### Trecho selecionado
********

Nascido em 1938 em Limuru, Quênia, Ngũgĩ wa Thiong’o cresceu em meio ao domínio colonial britânico e à luta do país pela independência, marcada pela guerra de Mau Mau. Essas experiências moldaram suas primeiras obras, como “The River Between” (em tradução livre, “O Rio Entre”), de 1965, que analisava a tensão entre o cristianismo europeu e as tradições africanas.

Durante a prisão, escreveu em papel higiênico seu primeiro romance em kikuyu, “Devil on the Cross” (em português, “O Diabo na Cruz”), de 1980. Em 1986, publicou “Decolonising the Mind” (em português, “Descolonizando a Mente”, uma de suas obras mais conhecidas, que discute o papel da linguagem na formação da identidade e da cultura nacional.

Sua produção também inclui três memórias, ensaios e o romance em verso “The Perfect Nine” (em português, “Os Nove Perfeitos: A Epopeia de Gĩkũyũ e Mũmbi”), de 2020, que conta a origem mitológica do povo kikuyu com elementos de folclore e alegoria.

No Brasil, três de suas obras estão disponíveis para a leitura em tradução na língua portuguesa, sendo elas: “Descolonizando a Mente: A política linguística na literatura africana”, “Sonhos em Tempos de Guerra” — frequentemente cotado para receber o Prêmio Nobel da Literatura — e “Um grão de trigo”, obra de 1967 que tem como pano de fundo o processo de independência do Quênia.

Abandono do inglês e defesa das línguas africanas

Durante a sua prisão sem acusação formal em 1977, após a encenação da peça “Ngaahika Ndeenda” (“Casarei Quando Quiser”), que criticava a elite do Quênia pós-colonial, Ngũgĩ decidiu nunca mais escrever em inglês. Passou a produzir exclusivamente em sua língua materna, o kikuyu, e também em sua língua nacional, o suaíli.

********

### Tarefa proposta 1
Em que língua Ngũgĩ wa Thiong’o escreveu na prisão “Devil on the Cross”, segundo o trecho sobre o autor?
### Tarefa proposta 2
Com base no trecho sobre Ngũgĩ wa Thiong’o, explique o que moldou suas primeiras obras, como “The River Between”.

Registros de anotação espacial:

********

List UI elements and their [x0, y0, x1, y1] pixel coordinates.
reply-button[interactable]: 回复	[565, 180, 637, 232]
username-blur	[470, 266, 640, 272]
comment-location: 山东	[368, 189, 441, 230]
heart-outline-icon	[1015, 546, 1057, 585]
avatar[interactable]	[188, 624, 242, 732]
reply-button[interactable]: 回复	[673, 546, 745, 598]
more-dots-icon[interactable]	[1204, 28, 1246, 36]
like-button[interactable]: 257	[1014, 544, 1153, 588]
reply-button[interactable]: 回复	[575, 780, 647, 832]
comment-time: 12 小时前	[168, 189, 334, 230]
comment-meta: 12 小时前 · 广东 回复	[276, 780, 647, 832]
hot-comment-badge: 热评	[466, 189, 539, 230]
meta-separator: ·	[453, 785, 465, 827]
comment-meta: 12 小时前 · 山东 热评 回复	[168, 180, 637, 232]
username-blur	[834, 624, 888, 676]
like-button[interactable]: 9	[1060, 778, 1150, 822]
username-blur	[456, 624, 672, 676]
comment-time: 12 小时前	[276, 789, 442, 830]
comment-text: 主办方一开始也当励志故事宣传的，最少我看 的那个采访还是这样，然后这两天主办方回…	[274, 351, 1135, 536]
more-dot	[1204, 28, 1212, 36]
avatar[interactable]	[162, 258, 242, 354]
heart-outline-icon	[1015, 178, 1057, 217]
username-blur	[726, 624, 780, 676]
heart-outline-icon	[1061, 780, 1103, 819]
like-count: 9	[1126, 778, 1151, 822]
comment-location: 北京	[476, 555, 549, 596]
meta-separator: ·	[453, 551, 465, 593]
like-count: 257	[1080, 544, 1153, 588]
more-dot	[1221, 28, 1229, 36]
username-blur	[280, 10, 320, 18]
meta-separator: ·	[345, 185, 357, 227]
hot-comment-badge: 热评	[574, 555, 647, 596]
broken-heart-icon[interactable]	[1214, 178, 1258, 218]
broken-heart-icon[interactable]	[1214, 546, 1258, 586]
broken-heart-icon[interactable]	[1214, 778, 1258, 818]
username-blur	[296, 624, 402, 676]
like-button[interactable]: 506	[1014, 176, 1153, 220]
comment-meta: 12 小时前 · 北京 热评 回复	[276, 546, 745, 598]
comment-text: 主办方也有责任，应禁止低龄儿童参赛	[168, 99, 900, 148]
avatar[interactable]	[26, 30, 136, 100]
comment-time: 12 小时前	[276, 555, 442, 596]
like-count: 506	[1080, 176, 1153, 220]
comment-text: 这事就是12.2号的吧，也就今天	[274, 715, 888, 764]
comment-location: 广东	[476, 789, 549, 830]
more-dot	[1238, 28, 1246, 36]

********

### Resposta da tarefa 1
Em kikuyu.

### Resposta da tarefa 2
Suas primeiras obras foram moldadas pela experiência de crescer em meio ao domínio colonial britânico e à luta do Quênia pela independência, marcada pela guerra de Mau Mau. Por isso “The River Between”, de 1965, analisava a tensão entre o cristianismo europeu e as tradições africanas.